- **Task requirements**:
"والمكثفات" appears in how many lines of the entries? State only the number.

Raw records:
##############################
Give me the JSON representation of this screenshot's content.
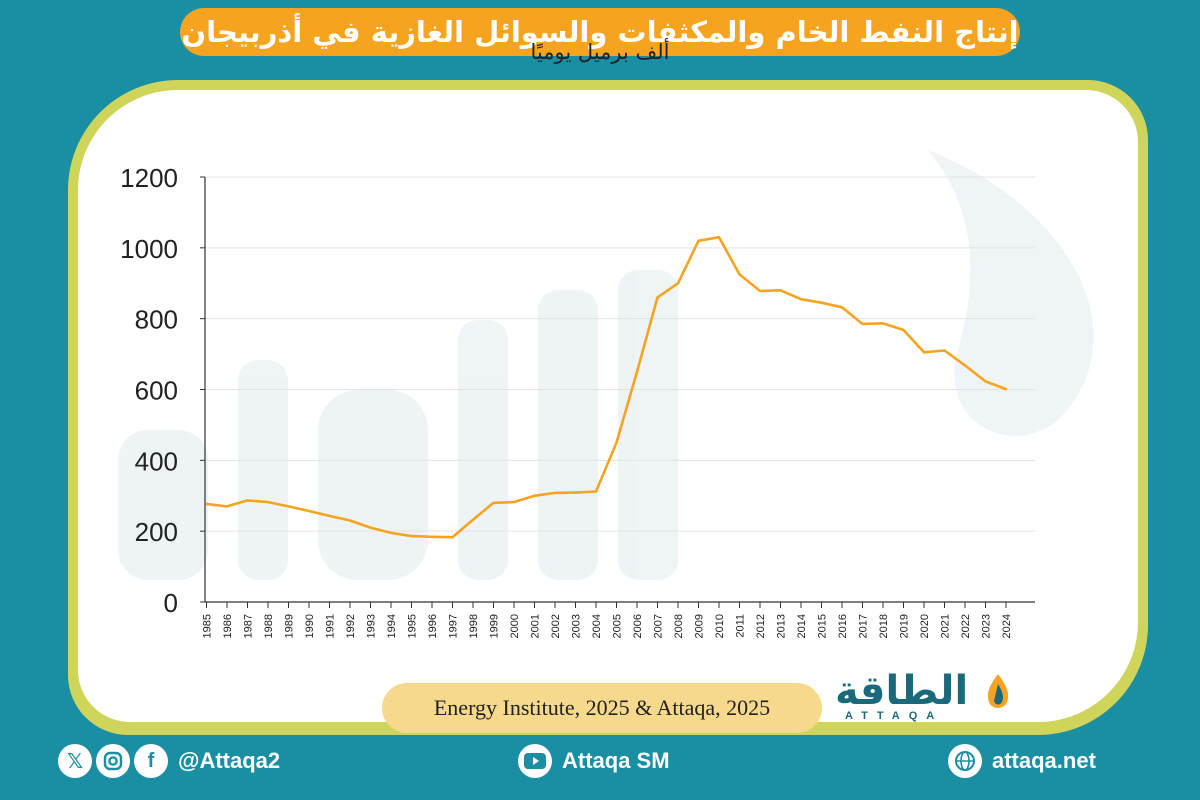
{
  "header": {
    "title": "إنتاج النفط الخام والمكثفات والسوائل الغازية في أذربيجان"
  },
  "chart_data": {
    "type": "line",
    "title": "إنتاج النفط الخام والمكثفات والسوائل الغازية في أذربيجان",
    "ylabel": "ألف برميل يوميًا",
    "xlabel": "",
    "ylim": [
      0,
      1200
    ],
    "yticks": [
      0,
      200,
      400,
      600,
      800,
      1000,
      1200
    ],
    "grid": true,
    "line_color": "#f6a31f",
    "x": [
      "1985",
      "1986",
      "1987",
      "1988",
      "1989",
      "1990",
      "1991",
      "1992",
      "1993",
      "1994",
      "1995",
      "1996",
      "1997",
      "1998",
      "1999",
      "2000",
      "2001",
      "2002",
      "2003",
      "2004",
      "2005",
      "2006",
      "2007",
      "2008",
      "2009",
      "2010",
      "2011",
      "2012",
      "2013",
      "2014",
      "2015",
      "2016",
      "2017",
      "2018",
      "2019",
      "2020",
      "2021",
      "2022",
      "2023",
      "2024"
    ],
    "values": [
      277,
      270,
      287,
      282,
      270,
      257,
      243,
      230,
      210,
      195,
      186,
      184,
      183,
      232,
      280,
      282,
      300,
      308,
      309,
      312,
      450,
      650,
      860,
      900,
      1020,
      1030,
      925,
      878,
      880,
      855,
      845,
      832,
      785,
      787,
      768,
      705,
      710,
      668,
      623,
      601
    ]
  },
  "source": {
    "text": "Energy Institute, 2025 & Attaqa, 2025"
  },
  "brand": {
    "name": "الطاقة",
    "sub": "ATTAQA",
    "color": "#1a6a7c"
  },
  "footer": {
    "social_handle": "@Attaqa2",
    "youtube": "Attaqa SM",
    "website": "attaqa.net",
    "icons": [
      "x-icon",
      "instagram-icon",
      "facebook-icon",
      "youtube-icon",
      "globe-icon"
    ]
  }
}
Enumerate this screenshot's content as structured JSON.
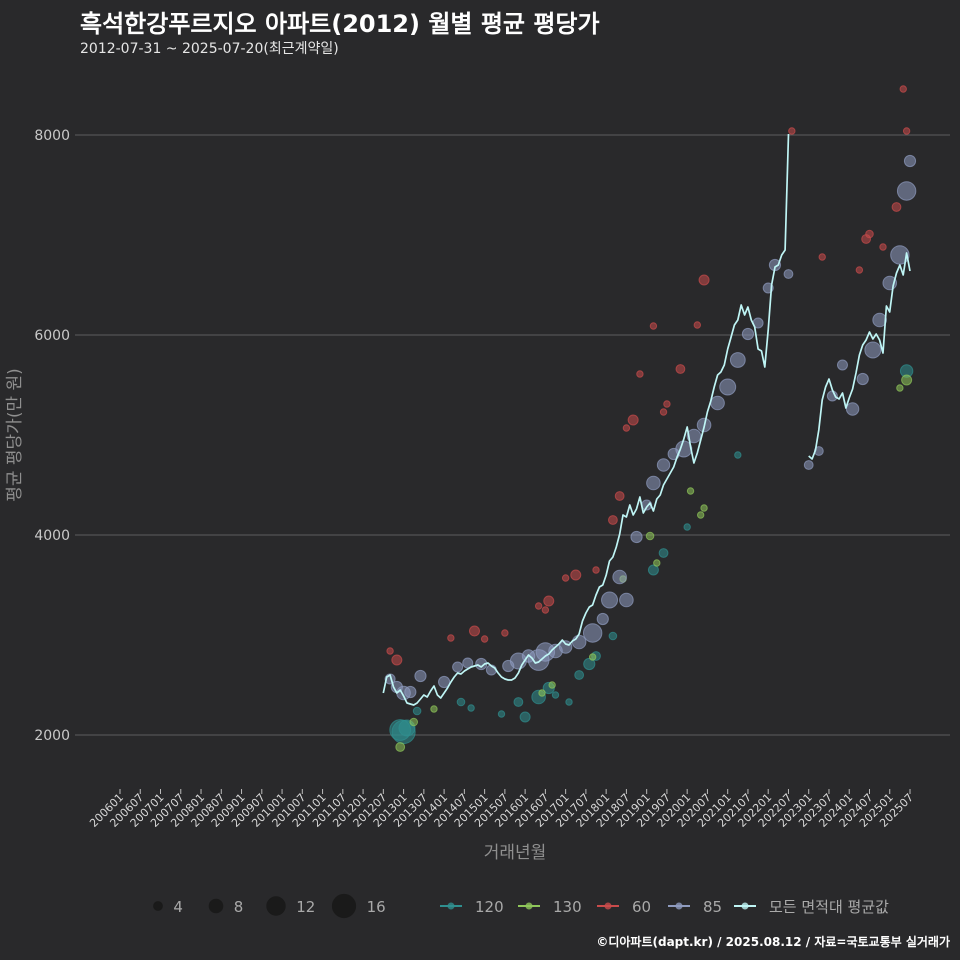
{
  "title": "흑석한강푸르지오 아파트(2012) 월별 평균 평당가",
  "subtitle": "2012-07-31 ~ 2025-07-20(최근계약일)",
  "footer": "©디아파트(dapt.kr) / 2025.08.12 / 자료=국토교통부 실거래가",
  "colors": {
    "background": "#29292b",
    "gridline": "#5d5d5f",
    "s120": "#2f8f8f",
    "s130": "#8fc65a",
    "s60": "#c94b4b",
    "s85": "#8e9bbf",
    "avgline": "#bff5f5"
  },
  "chart_data": {
    "type": "scatter",
    "title": "흑석한강푸르지오 아파트(2012) 월별 평균 평당가",
    "xlabel": "거래년월",
    "ylabel": "평균 평당가(만 원)",
    "ylim": [
      1500,
      8650
    ],
    "yticks": [
      2000,
      4000,
      6000,
      8000
    ],
    "x_range": [
      "2006-01",
      "2025-07"
    ],
    "x_ticks": [
      "200601",
      "200607",
      "200701",
      "200707",
      "200801",
      "200807",
      "200901",
      "200907",
      "201001",
      "201007",
      "201101",
      "201107",
      "201201",
      "201207",
      "201301",
      "201307",
      "201401",
      "201407",
      "201501",
      "201507",
      "201601",
      "201607",
      "201701",
      "201707",
      "201801",
      "201807",
      "201901",
      "201907",
      "202001",
      "202007",
      "202101",
      "202107",
      "202201",
      "202207",
      "202301",
      "202307",
      "202401",
      "202407",
      "202501",
      "202507"
    ],
    "legend_size": {
      "title": "",
      "entries": [
        4,
        8,
        12,
        16
      ]
    },
    "legend_series": [
      {
        "key": "s120",
        "label": "120"
      },
      {
        "key": "s130",
        "label": "130"
      },
      {
        "key": "s60",
        "label": "60"
      },
      {
        "key": "s85",
        "label": "85"
      },
      {
        "key": "avgline",
        "label": "모든 면적대 평균값"
      }
    ],
    "series": [
      {
        "name": "120",
        "key": "s120",
        "points": [
          [
            "2012-12",
            2050,
            14
          ],
          [
            "2013-01",
            2030,
            16
          ],
          [
            "2013-02",
            2070,
            10
          ],
          [
            "2013-05",
            2240,
            3
          ],
          [
            "2014-06",
            2330,
            3
          ],
          [
            "2014-09",
            2270,
            2
          ],
          [
            "2015-06",
            2210,
            2
          ],
          [
            "2015-11",
            2330,
            4
          ],
          [
            "2016-01",
            2180,
            5
          ],
          [
            "2016-05",
            2380,
            8
          ],
          [
            "2016-08",
            2470,
            6
          ],
          [
            "2016-10",
            2400,
            2
          ],
          [
            "2017-02",
            2330,
            2
          ],
          [
            "2017-05",
            2600,
            4
          ],
          [
            "2017-08",
            2710,
            6
          ],
          [
            "2017-10",
            2790,
            4
          ],
          [
            "2018-03",
            2990,
            3
          ],
          [
            "2019-03",
            3650,
            5
          ],
          [
            "2019-06",
            3820,
            4
          ],
          [
            "2020-01",
            4080,
            2
          ],
          [
            "2021-04",
            4800,
            2
          ],
          [
            "2025-06",
            5640,
            7
          ]
        ]
      },
      {
        "name": "130",
        "key": "s130",
        "points": [
          [
            "2012-12",
            1880,
            4
          ],
          [
            "2013-04",
            2130,
            3
          ],
          [
            "2013-10",
            2260,
            2
          ],
          [
            "2016-06",
            2420,
            2
          ],
          [
            "2016-09",
            2500,
            2
          ],
          [
            "2017-09",
            2780,
            2
          ],
          [
            "2018-06",
            3560,
            2
          ],
          [
            "2019-02",
            3990,
            3
          ],
          [
            "2019-04",
            3720,
            2
          ],
          [
            "2020-02",
            4440,
            2
          ],
          [
            "2020-05",
            4200,
            2
          ],
          [
            "2020-06",
            4270,
            2
          ],
          [
            "2025-06",
            5550,
            5
          ],
          [
            "2025-04",
            5470,
            2
          ]
        ]
      },
      {
        "name": "60",
        "key": "s60",
        "points": [
          [
            "2012-09",
            2840,
            2
          ],
          [
            "2012-11",
            2750,
            5
          ],
          [
            "2014-03",
            2970,
            2
          ],
          [
            "2014-10",
            3040,
            5
          ],
          [
            "2015-01",
            2960,
            2
          ],
          [
            "2015-07",
            3020,
            2
          ],
          [
            "2016-05",
            3290,
            2
          ],
          [
            "2016-07",
            3250,
            2
          ],
          [
            "2016-08",
            3340,
            5
          ],
          [
            "2017-01",
            3570,
            2
          ],
          [
            "2017-04",
            3600,
            5
          ],
          [
            "2017-10",
            3650,
            2
          ],
          [
            "2018-03",
            4150,
            4
          ],
          [
            "2018-05",
            4390,
            4
          ],
          [
            "2018-07",
            5070,
            2
          ],
          [
            "2018-09",
            5150,
            5
          ],
          [
            "2018-11",
            5610,
            2
          ],
          [
            "2019-03",
            6090,
            2
          ],
          [
            "2019-06",
            5230,
            2
          ],
          [
            "2019-07",
            5310,
            2
          ],
          [
            "2019-11",
            5660,
            4
          ],
          [
            "2020-04",
            6100,
            2
          ],
          [
            "2020-06",
            6550,
            5
          ],
          [
            "2022-08",
            8040,
            2
          ],
          [
            "2023-05",
            6780,
            2
          ],
          [
            "2024-04",
            6650,
            2
          ],
          [
            "2024-06",
            6960,
            4
          ],
          [
            "2024-07",
            7010,
            3
          ],
          [
            "2024-11",
            6880,
            2
          ],
          [
            "2025-03",
            7280,
            4
          ],
          [
            "2025-05",
            8460,
            2
          ],
          [
            "2025-06",
            8040,
            2
          ]
        ]
      },
      {
        "name": "85",
        "key": "s85",
        "points": [
          [
            "2012-09",
            2560,
            5
          ],
          [
            "2012-11",
            2480,
            6
          ],
          [
            "2013-01",
            2420,
            8
          ],
          [
            "2013-03",
            2430,
            6
          ],
          [
            "2013-06",
            2590,
            6
          ],
          [
            "2014-01",
            2530,
            6
          ],
          [
            "2014-05",
            2680,
            5
          ],
          [
            "2014-08",
            2720,
            5
          ],
          [
            "2014-12",
            2710,
            6
          ],
          [
            "2015-03",
            2650,
            5
          ],
          [
            "2015-08",
            2690,
            6
          ],
          [
            "2015-11",
            2740,
            10
          ],
          [
            "2016-02",
            2790,
            7
          ],
          [
            "2016-05",
            2750,
            14
          ],
          [
            "2016-07",
            2830,
            12
          ],
          [
            "2016-10",
            2840,
            8
          ],
          [
            "2017-01",
            2880,
            7
          ],
          [
            "2017-05",
            2930,
            8
          ],
          [
            "2017-09",
            3020,
            12
          ],
          [
            "2017-12",
            3160,
            6
          ],
          [
            "2018-02",
            3350,
            10
          ],
          [
            "2018-05",
            3580,
            8
          ],
          [
            "2018-07",
            3350,
            8
          ],
          [
            "2018-10",
            3980,
            6
          ],
          [
            "2019-01",
            4300,
            5
          ],
          [
            "2019-03",
            4520,
            8
          ],
          [
            "2019-06",
            4700,
            7
          ],
          [
            "2019-09",
            4810,
            6
          ],
          [
            "2019-12",
            4860,
            10
          ],
          [
            "2020-03",
            4990,
            8
          ],
          [
            "2020-06",
            5100,
            8
          ],
          [
            "2020-10",
            5320,
            8
          ],
          [
            "2021-01",
            5480,
            10
          ],
          [
            "2021-04",
            5750,
            9
          ],
          [
            "2021-07",
            6010,
            6
          ],
          [
            "2021-10",
            6120,
            5
          ],
          [
            "2022-01",
            6470,
            5
          ],
          [
            "2022-03",
            6700,
            6
          ],
          [
            "2022-07",
            6610,
            4
          ],
          [
            "2023-01",
            4700,
            4
          ],
          [
            "2023-04",
            4840,
            4
          ],
          [
            "2023-08",
            5390,
            5
          ],
          [
            "2023-11",
            5700,
            5
          ],
          [
            "2024-02",
            5260,
            7
          ],
          [
            "2024-05",
            5560,
            6
          ],
          [
            "2024-08",
            5850,
            10
          ],
          [
            "2024-10",
            6150,
            8
          ],
          [
            "2025-01",
            6520,
            8
          ],
          [
            "2025-04",
            6800,
            12
          ],
          [
            "2025-06",
            7440,
            12
          ],
          [
            "2025-07",
            7740,
            6
          ]
        ]
      }
    ],
    "avg_line": [
      [
        "2012-07",
        2420
      ],
      [
        "2012-08",
        2580
      ],
      [
        "2012-09",
        2600
      ],
      [
        "2012-10",
        2480
      ],
      [
        "2012-11",
        2420
      ],
      [
        "2012-12",
        2450
      ],
      [
        "2013-01",
        2390
      ],
      [
        "2013-02",
        2320
      ],
      [
        "2013-03",
        2310
      ],
      [
        "2013-04",
        2300
      ],
      [
        "2013-05",
        2320
      ],
      [
        "2013-06",
        2360
      ],
      [
        "2013-07",
        2400
      ],
      [
        "2013-08",
        2380
      ],
      [
        "2013-09",
        2440
      ],
      [
        "2013-10",
        2490
      ],
      [
        "2013-11",
        2400
      ],
      [
        "2013-12",
        2370
      ],
      [
        "2014-01",
        2420
      ],
      [
        "2014-02",
        2470
      ],
      [
        "2014-03",
        2530
      ],
      [
        "2014-04",
        2580
      ],
      [
        "2014-05",
        2620
      ],
      [
        "2014-06",
        2610
      ],
      [
        "2014-07",
        2640
      ],
      [
        "2014-08",
        2660
      ],
      [
        "2014-09",
        2680
      ],
      [
        "2014-10",
        2690
      ],
      [
        "2014-11",
        2700
      ],
      [
        "2014-12",
        2680
      ],
      [
        "2015-01",
        2710
      ],
      [
        "2015-02",
        2720
      ],
      [
        "2015-03",
        2690
      ],
      [
        "2015-04",
        2670
      ],
      [
        "2015-05",
        2620
      ],
      [
        "2015-06",
        2580
      ],
      [
        "2015-07",
        2560
      ],
      [
        "2015-08",
        2550
      ],
      [
        "2015-09",
        2550
      ],
      [
        "2015-10",
        2570
      ],
      [
        "2015-11",
        2620
      ],
      [
        "2015-12",
        2700
      ],
      [
        "2016-01",
        2750
      ],
      [
        "2016-02",
        2800
      ],
      [
        "2016-03",
        2770
      ],
      [
        "2016-04",
        2720
      ],
      [
        "2016-05",
        2730
      ],
      [
        "2016-06",
        2760
      ],
      [
        "2016-07",
        2790
      ],
      [
        "2016-08",
        2810
      ],
      [
        "2016-09",
        2850
      ],
      [
        "2016-10",
        2880
      ],
      [
        "2016-11",
        2910
      ],
      [
        "2016-12",
        2950
      ],
      [
        "2017-01",
        2910
      ],
      [
        "2017-02",
        2900
      ],
      [
        "2017-03",
        2940
      ],
      [
        "2017-04",
        2960
      ],
      [
        "2017-05",
        3010
      ],
      [
        "2017-06",
        3140
      ],
      [
        "2017-07",
        3220
      ],
      [
        "2017-08",
        3280
      ],
      [
        "2017-09",
        3300
      ],
      [
        "2017-10",
        3400
      ],
      [
        "2017-11",
        3480
      ],
      [
        "2017-12",
        3500
      ],
      [
        "2018-01",
        3600
      ],
      [
        "2018-02",
        3740
      ],
      [
        "2018-03",
        3780
      ],
      [
        "2018-04",
        3880
      ],
      [
        "2018-05",
        4010
      ],
      [
        "2018-06",
        4200
      ],
      [
        "2018-07",
        4180
      ],
      [
        "2018-08",
        4300
      ],
      [
        "2018-09",
        4200
      ],
      [
        "2018-10",
        4260
      ],
      [
        "2018-11",
        4380
      ],
      [
        "2018-12",
        4220
      ],
      [
        "2019-01",
        4280
      ],
      [
        "2019-02",
        4320
      ],
      [
        "2019-03",
        4240
      ],
      [
        "2019-04",
        4360
      ],
      [
        "2019-05",
        4400
      ],
      [
        "2019-06",
        4500
      ],
      [
        "2019-07",
        4560
      ],
      [
        "2019-08",
        4620
      ],
      [
        "2019-09",
        4680
      ],
      [
        "2019-10",
        4780
      ],
      [
        "2019-11",
        4860
      ],
      [
        "2019-12",
        4960
      ],
      [
        "2020-01",
        5080
      ],
      [
        "2020-02",
        4880
      ],
      [
        "2020-03",
        4720
      ],
      [
        "2020-04",
        4820
      ],
      [
        "2020-05",
        4950
      ],
      [
        "2020-06",
        5080
      ],
      [
        "2020-07",
        5230
      ],
      [
        "2020-08",
        5340
      ],
      [
        "2020-09",
        5480
      ],
      [
        "2020-10",
        5600
      ],
      [
        "2020-11",
        5630
      ],
      [
        "2020-12",
        5700
      ],
      [
        "2021-01",
        5860
      ],
      [
        "2021-02",
        5980
      ],
      [
        "2021-03",
        6100
      ],
      [
        "2021-04",
        6150
      ],
      [
        "2021-05",
        6300
      ],
      [
        "2021-06",
        6200
      ],
      [
        "2021-07",
        6280
      ],
      [
        "2021-08",
        6150
      ],
      [
        "2021-09",
        6080
      ],
      [
        "2021-10",
        5860
      ],
      [
        "2021-11",
        5840
      ],
      [
        "2021-12",
        5680
      ],
      [
        "2022-01",
        6050
      ],
      [
        "2022-02",
        6500
      ],
      [
        "2022-03",
        6680
      ],
      [
        "2022-04",
        6700
      ],
      [
        "2022-05",
        6800
      ],
      [
        "2022-06",
        6850
      ],
      [
        "2022-07",
        8010
      ],
      null,
      [
        "2023-01",
        4790
      ],
      [
        "2023-02",
        4760
      ],
      [
        "2023-03",
        4850
      ],
      [
        "2023-04",
        5050
      ],
      [
        "2023-05",
        5350
      ],
      [
        "2023-06",
        5480
      ],
      [
        "2023-07",
        5560
      ],
      [
        "2023-08",
        5450
      ],
      [
        "2023-09",
        5380
      ],
      [
        "2023-10",
        5360
      ],
      [
        "2023-11",
        5420
      ],
      [
        "2023-12",
        5270
      ],
      [
        "2024-01",
        5370
      ],
      [
        "2024-02",
        5460
      ],
      [
        "2024-03",
        5620
      ],
      [
        "2024-04",
        5800
      ],
      [
        "2024-05",
        5900
      ],
      [
        "2024-06",
        5950
      ],
      [
        "2024-07",
        6030
      ],
      [
        "2024-08",
        5960
      ],
      [
        "2024-09",
        6010
      ],
      [
        "2024-10",
        5950
      ],
      [
        "2024-11",
        5820
      ],
      [
        "2024-12",
        6290
      ],
      [
        "2025-01",
        6230
      ],
      [
        "2025-02",
        6490
      ],
      [
        "2025-03",
        6620
      ],
      [
        "2025-04",
        6700
      ],
      [
        "2025-05",
        6600
      ],
      [
        "2025-06",
        6820
      ],
      [
        "2025-07",
        6640
      ]
    ]
  }
}
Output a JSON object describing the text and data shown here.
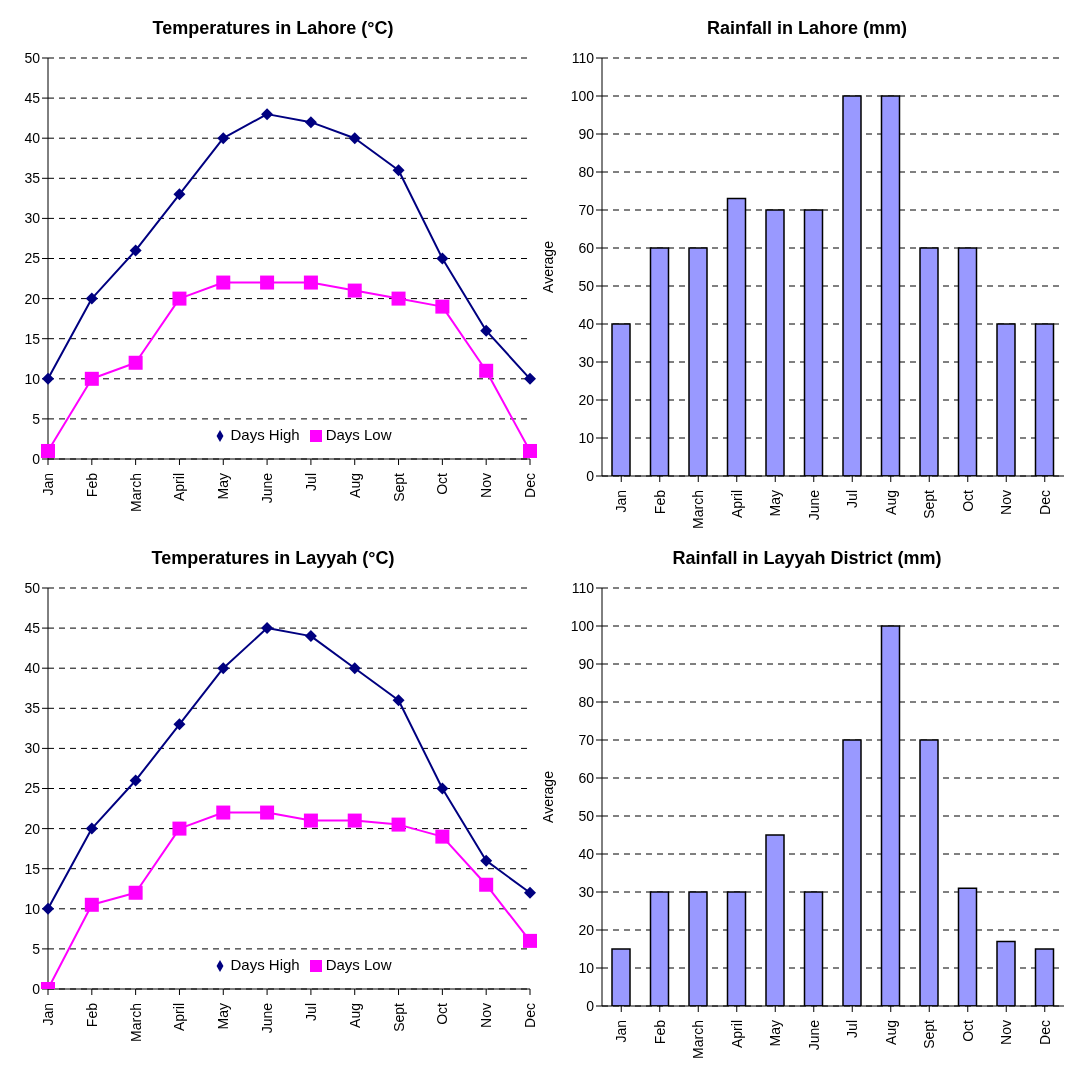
{
  "chart_data": [
    {
      "type": "line",
      "title": "Temperatures in Lahore (°C)",
      "categories": [
        "Jan",
        "Feb",
        "March",
        "April",
        "May",
        "June",
        "Jul",
        "Aug",
        "Sept",
        "Oct",
        "Nov",
        "Dec"
      ],
      "series": [
        {
          "name": "Days High",
          "color": "#000080",
          "marker": "diamond",
          "values": [
            10,
            20,
            26,
            33,
            40,
            43,
            42,
            40,
            36,
            25,
            16,
            10
          ]
        },
        {
          "name": "Days Low",
          "color": "#ff00ff",
          "marker": "square",
          "values": [
            1,
            10,
            12,
            20,
            22,
            22,
            22,
            21,
            20,
            19,
            11,
            1
          ]
        }
      ],
      "ylim": [
        0,
        50
      ],
      "yticks": [
        0,
        5,
        10,
        15,
        20,
        25,
        30,
        35,
        40,
        45,
        50
      ],
      "grid": "y",
      "legend": "bottom"
    },
    {
      "type": "bar",
      "title": "Rainfall in Lahore (mm)",
      "ylabel": "Average",
      "categories": [
        "Jan",
        "Feb",
        "March",
        "April",
        "May",
        "June",
        "Jul",
        "Aug",
        "Sept",
        "Oct",
        "Nov",
        "Dec"
      ],
      "values": [
        40,
        60,
        60,
        73,
        70,
        70,
        100,
        100,
        60,
        60,
        40,
        40
      ],
      "color": "#9999ff",
      "ylim": [
        0,
        110
      ],
      "yticks": [
        0,
        10,
        20,
        30,
        40,
        50,
        60,
        70,
        80,
        90,
        100,
        110
      ],
      "grid": "y"
    },
    {
      "type": "line",
      "title": "Temperatures in Layyah (°C)",
      "categories": [
        "Jan",
        "Feb",
        "March",
        "April",
        "May",
        "June",
        "Jul",
        "Aug",
        "Sept",
        "Oct",
        "Nov",
        "Dec"
      ],
      "series": [
        {
          "name": "Days High",
          "color": "#000080",
          "marker": "diamond",
          "values": [
            10,
            20,
            26,
            33,
            40,
            45,
            44,
            40,
            36,
            25,
            16,
            12
          ]
        },
        {
          "name": "Days Low",
          "color": "#ff00ff",
          "marker": "square",
          "values": [
            0,
            10.5,
            12,
            20,
            22,
            22,
            21,
            21,
            20.5,
            19,
            13,
            6
          ]
        }
      ],
      "ylim": [
        0,
        50
      ],
      "yticks": [
        0,
        5,
        10,
        15,
        20,
        25,
        30,
        35,
        40,
        45,
        50
      ],
      "grid": "y",
      "legend": "bottom"
    },
    {
      "type": "bar",
      "title": "Rainfall in Layyah District (mm)",
      "ylabel": "Average",
      "categories": [
        "Jan",
        "Feb",
        "March",
        "April",
        "May",
        "June",
        "Jul",
        "Aug",
        "Sept",
        "Oct",
        "Nov",
        "Dec"
      ],
      "values": [
        15,
        30,
        30,
        30,
        45,
        30,
        70,
        100,
        70,
        31,
        17,
        15
      ],
      "color": "#9999ff",
      "ylim": [
        0,
        110
      ],
      "yticks": [
        0,
        10,
        20,
        30,
        40,
        50,
        60,
        70,
        80,
        90,
        100,
        110
      ],
      "grid": "y"
    }
  ]
}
##############################
- **Solution for this problem**:
2